+++ Materials provided

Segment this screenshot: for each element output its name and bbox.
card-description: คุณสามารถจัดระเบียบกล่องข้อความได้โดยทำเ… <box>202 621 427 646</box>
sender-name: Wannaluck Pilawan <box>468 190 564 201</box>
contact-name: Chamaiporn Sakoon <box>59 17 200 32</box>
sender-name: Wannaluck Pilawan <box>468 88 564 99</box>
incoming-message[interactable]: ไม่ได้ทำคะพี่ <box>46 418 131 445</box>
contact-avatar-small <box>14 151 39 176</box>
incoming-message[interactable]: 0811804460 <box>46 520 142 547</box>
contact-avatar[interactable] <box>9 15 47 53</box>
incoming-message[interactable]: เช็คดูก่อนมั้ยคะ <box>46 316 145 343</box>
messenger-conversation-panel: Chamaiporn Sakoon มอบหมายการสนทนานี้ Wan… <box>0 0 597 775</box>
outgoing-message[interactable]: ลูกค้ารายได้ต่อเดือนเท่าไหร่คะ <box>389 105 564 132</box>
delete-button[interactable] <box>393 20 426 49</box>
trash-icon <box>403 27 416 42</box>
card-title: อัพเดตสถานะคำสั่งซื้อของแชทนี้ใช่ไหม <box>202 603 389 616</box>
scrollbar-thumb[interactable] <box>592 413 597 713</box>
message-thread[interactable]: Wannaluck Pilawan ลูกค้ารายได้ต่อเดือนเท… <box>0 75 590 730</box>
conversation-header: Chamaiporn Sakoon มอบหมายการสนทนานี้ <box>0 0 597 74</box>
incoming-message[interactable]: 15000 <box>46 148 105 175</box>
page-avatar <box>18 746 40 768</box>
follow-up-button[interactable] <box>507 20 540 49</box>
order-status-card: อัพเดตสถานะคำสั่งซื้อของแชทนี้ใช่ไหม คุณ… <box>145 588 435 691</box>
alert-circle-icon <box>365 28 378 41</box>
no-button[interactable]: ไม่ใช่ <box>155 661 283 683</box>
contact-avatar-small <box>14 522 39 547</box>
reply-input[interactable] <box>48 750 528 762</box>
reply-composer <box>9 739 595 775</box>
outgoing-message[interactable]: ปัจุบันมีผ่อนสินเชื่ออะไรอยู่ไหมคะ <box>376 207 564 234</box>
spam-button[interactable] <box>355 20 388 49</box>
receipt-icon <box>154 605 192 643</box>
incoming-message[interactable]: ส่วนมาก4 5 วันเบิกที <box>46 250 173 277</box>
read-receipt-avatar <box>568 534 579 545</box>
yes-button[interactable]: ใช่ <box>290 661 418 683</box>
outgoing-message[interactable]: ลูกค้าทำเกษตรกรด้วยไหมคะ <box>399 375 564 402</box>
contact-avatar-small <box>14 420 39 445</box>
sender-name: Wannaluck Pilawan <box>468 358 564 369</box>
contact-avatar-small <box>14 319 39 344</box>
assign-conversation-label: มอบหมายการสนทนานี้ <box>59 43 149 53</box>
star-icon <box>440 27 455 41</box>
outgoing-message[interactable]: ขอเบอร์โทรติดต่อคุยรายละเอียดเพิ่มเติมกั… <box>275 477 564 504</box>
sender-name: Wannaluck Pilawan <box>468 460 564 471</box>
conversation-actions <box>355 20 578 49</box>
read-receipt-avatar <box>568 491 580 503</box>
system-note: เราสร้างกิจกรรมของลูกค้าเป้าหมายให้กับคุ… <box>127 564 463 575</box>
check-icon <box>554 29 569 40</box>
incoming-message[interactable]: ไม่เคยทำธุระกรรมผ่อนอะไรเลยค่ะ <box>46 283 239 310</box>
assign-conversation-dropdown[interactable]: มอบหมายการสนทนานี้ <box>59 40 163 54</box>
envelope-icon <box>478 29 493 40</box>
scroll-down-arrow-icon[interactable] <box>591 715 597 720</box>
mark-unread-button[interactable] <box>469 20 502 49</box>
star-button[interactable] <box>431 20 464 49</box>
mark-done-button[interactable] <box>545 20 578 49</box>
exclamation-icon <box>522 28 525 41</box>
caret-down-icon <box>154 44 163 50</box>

++++++

Reproduce the listing above word for word, every line in the same order.

Segment this screenshot: for each element output its name and bbox.
card-description: คุณสามารถจัดระเบียบกล่องข้อความได้โดยทำเ… <box>202 621 427 646</box>
sender-name: Wannaluck Pilawan <box>468 190 564 201</box>
contact-name: Chamaiporn Sakoon <box>59 17 200 32</box>
sender-name: Wannaluck Pilawan <box>468 88 564 99</box>
incoming-message[interactable]: ไม่ได้ทำคะพี่ <box>46 418 131 445</box>
contact-avatar-small <box>14 151 39 176</box>
incoming-message[interactable]: 0811804460 <box>46 520 142 547</box>
contact-avatar[interactable] <box>9 15 47 53</box>
incoming-message[interactable]: เช็คดูก่อนมั้ยคะ <box>46 316 145 343</box>
messenger-conversation-panel: Chamaiporn Sakoon มอบหมายการสนทนานี้ Wan… <box>0 0 597 775</box>
outgoing-message[interactable]: ลูกค้ารายได้ต่อเดือนเท่าไหร่คะ <box>389 105 564 132</box>
delete-button[interactable] <box>393 20 426 49</box>
trash-icon <box>403 27 416 42</box>
card-title: อัพเดตสถานะคำสั่งซื้อของแชทนี้ใช่ไหม <box>202 603 389 616</box>
scrollbar-thumb[interactable] <box>592 413 597 713</box>
message-thread[interactable]: Wannaluck Pilawan ลูกค้ารายได้ต่อเดือนเท… <box>0 75 590 730</box>
conversation-header: Chamaiporn Sakoon มอบหมายการสนทนานี้ <box>0 0 597 74</box>
incoming-message[interactable]: 15000 <box>46 148 105 175</box>
page-avatar <box>18 746 40 768</box>
follow-up-button[interactable] <box>507 20 540 49</box>
order-status-card: อัพเดตสถานะคำสั่งซื้อของแชทนี้ใช่ไหม คุณ… <box>145 588 435 691</box>
alert-circle-icon <box>365 28 378 41</box>
no-button[interactable]: ไม่ใช่ <box>155 661 283 683</box>
contact-avatar-small <box>14 522 39 547</box>
reply-input[interactable] <box>48 750 528 762</box>
reply-composer <box>9 739 595 775</box>
outgoing-message[interactable]: ปัจุบันมีผ่อนสินเชื่ออะไรอยู่ไหมคะ <box>376 207 564 234</box>
spam-button[interactable] <box>355 20 388 49</box>
receipt-icon <box>154 605 192 643</box>
incoming-message[interactable]: ส่วนมาก4 5 วันเบิกที <box>46 250 173 277</box>
read-receipt-avatar <box>568 534 579 545</box>
yes-button[interactable]: ใช่ <box>290 661 418 683</box>
outgoing-message[interactable]: ลูกค้าทำเกษตรกรด้วยไหมคะ <box>399 375 564 402</box>
contact-avatar-small <box>14 420 39 445</box>
sender-name: Wannaluck Pilawan <box>468 358 564 369</box>
contact-avatar-small <box>14 319 39 344</box>
assign-conversation-label: มอบหมายการสนทนานี้ <box>59 43 149 53</box>
star-icon <box>440 27 455 41</box>
outgoing-message[interactable]: ขอเบอร์โทรติดต่อคุยรายละเอียดเพิ่มเติมกั… <box>275 477 564 504</box>
sender-name: Wannaluck Pilawan <box>468 460 564 471</box>
conversation-actions <box>355 20 578 49</box>
read-receipt-avatar <box>568 491 580 503</box>
system-note: เราสร้างกิจกรรมของลูกค้าเป้าหมายให้กับคุ… <box>127 564 463 575</box>
check-icon <box>554 29 569 40</box>
incoming-message[interactable]: ไม่เคยทำธุระกรรมผ่อนอะไรเลยค่ะ <box>46 283 239 310</box>
assign-conversation-dropdown[interactable]: มอบหมายการสนทนานี้ <box>59 40 163 54</box>
envelope-icon <box>478 29 493 40</box>
scroll-down-arrow-icon[interactable] <box>591 715 597 720</box>
mark-unread-button[interactable] <box>469 20 502 49</box>
star-button[interactable] <box>431 20 464 49</box>
mark-done-button[interactable] <box>545 20 578 49</box>
exclamation-icon <box>522 28 525 41</box>
caret-down-icon <box>154 44 163 50</box>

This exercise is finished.